** start of Supplied material **
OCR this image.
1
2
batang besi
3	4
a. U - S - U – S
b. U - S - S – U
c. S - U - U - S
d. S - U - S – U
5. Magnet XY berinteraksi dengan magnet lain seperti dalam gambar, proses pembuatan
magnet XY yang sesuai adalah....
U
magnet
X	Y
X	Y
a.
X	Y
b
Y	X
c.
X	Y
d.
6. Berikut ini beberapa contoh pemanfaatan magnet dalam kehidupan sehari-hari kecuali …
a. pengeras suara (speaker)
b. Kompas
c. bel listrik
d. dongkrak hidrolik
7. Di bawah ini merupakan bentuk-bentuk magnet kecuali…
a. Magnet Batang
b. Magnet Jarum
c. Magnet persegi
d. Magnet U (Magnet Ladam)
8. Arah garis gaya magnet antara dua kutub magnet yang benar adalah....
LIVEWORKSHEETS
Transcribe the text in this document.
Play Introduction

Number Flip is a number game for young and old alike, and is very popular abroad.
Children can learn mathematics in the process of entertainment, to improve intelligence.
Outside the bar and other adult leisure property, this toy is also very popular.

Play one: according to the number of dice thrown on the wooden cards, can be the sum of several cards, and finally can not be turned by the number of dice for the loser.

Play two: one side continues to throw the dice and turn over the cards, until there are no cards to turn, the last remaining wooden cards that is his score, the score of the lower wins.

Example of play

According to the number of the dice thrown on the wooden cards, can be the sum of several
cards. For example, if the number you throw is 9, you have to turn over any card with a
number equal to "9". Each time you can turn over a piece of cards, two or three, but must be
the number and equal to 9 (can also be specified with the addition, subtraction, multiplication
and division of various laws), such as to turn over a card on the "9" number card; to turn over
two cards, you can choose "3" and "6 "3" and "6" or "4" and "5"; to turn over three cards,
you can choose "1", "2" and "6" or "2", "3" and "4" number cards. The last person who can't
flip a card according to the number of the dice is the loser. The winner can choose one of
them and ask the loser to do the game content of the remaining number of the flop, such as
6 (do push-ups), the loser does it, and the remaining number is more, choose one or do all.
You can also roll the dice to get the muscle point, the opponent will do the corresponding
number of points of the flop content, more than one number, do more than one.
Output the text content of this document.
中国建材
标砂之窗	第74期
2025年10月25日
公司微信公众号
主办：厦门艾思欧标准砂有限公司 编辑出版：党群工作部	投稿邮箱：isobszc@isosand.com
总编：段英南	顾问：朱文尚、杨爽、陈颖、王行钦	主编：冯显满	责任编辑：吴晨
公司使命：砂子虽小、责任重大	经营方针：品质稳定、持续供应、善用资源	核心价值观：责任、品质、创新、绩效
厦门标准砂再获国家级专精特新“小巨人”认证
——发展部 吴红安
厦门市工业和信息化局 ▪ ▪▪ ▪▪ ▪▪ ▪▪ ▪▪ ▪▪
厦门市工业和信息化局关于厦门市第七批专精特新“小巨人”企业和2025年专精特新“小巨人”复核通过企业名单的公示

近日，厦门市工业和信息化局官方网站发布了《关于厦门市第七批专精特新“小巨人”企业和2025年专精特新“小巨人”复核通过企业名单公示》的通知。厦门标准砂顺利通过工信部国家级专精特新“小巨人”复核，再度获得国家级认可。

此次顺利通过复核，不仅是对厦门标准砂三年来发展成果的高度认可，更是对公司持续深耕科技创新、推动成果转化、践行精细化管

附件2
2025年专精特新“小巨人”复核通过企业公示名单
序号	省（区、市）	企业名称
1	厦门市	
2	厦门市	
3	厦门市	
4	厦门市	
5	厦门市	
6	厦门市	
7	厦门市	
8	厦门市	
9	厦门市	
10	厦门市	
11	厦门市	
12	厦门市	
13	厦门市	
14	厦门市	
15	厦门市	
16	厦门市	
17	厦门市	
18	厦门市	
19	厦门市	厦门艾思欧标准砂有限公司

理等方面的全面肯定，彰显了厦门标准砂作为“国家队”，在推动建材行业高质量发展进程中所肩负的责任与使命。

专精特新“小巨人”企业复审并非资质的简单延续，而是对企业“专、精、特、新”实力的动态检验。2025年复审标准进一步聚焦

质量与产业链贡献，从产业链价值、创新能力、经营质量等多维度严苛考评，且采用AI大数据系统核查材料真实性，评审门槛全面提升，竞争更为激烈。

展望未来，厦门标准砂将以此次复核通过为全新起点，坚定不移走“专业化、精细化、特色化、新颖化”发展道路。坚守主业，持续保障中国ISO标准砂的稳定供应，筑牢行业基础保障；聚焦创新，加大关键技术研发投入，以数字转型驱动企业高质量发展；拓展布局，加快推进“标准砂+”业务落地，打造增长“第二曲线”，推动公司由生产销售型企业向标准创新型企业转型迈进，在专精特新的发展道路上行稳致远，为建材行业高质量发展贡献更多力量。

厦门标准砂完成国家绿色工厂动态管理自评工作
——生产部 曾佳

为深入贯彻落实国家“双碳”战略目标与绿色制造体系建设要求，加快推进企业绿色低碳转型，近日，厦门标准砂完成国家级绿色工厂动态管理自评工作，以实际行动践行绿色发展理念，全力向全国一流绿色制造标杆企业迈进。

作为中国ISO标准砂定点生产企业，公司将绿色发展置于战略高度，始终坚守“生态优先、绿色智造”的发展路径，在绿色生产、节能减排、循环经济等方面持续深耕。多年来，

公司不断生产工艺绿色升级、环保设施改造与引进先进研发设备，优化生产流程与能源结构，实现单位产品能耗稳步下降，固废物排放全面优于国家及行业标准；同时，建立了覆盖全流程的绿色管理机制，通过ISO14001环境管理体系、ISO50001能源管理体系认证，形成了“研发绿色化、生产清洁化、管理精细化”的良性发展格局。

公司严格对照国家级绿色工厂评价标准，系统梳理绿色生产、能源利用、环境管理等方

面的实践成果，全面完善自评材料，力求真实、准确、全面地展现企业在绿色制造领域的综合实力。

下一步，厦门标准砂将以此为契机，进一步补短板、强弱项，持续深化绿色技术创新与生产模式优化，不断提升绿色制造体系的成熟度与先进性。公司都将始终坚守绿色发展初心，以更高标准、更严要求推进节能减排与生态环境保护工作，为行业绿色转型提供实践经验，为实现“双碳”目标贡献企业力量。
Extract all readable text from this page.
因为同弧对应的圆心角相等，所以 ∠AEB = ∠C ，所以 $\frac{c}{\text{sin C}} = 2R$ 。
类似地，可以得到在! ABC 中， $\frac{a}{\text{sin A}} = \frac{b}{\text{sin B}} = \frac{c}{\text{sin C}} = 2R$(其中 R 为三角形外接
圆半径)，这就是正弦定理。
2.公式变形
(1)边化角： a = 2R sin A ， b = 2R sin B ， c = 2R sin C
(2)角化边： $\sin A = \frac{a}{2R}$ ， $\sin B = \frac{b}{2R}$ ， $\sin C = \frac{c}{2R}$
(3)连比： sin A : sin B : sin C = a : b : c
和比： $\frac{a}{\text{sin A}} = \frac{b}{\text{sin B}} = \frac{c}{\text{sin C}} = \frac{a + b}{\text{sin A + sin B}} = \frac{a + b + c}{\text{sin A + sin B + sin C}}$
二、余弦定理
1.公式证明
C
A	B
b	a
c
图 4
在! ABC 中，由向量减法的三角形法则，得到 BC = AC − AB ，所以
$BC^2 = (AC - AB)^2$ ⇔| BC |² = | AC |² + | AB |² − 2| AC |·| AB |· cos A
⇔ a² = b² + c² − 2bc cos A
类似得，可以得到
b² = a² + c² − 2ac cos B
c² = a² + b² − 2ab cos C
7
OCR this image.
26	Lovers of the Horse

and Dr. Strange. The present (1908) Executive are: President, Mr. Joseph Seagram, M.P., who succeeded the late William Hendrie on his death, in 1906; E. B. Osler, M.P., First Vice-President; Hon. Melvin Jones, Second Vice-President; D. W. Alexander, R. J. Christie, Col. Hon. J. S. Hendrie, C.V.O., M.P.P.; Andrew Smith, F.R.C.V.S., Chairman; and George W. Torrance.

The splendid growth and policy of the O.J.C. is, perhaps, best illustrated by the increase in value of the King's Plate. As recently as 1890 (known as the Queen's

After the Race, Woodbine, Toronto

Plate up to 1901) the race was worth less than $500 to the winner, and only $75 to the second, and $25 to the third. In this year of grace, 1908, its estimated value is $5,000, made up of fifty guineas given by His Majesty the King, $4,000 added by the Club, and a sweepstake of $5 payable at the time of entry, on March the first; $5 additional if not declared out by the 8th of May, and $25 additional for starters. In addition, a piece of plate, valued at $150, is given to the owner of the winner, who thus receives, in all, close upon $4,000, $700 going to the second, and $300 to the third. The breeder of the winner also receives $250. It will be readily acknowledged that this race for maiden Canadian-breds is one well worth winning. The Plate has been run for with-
** end of Supplied material **
▶ [Aim]: Each line that has the word "last" should be copied.

▶ [Result of the task]:
Play two: one side continues to throw the dice and turn over the cards, until there are no cards to turn, the last remaining wooden cards that is his score, the score of the lower wins.
you can choose "1", "2" and "6" or "2", "3" and "4" number cards. The last person who can't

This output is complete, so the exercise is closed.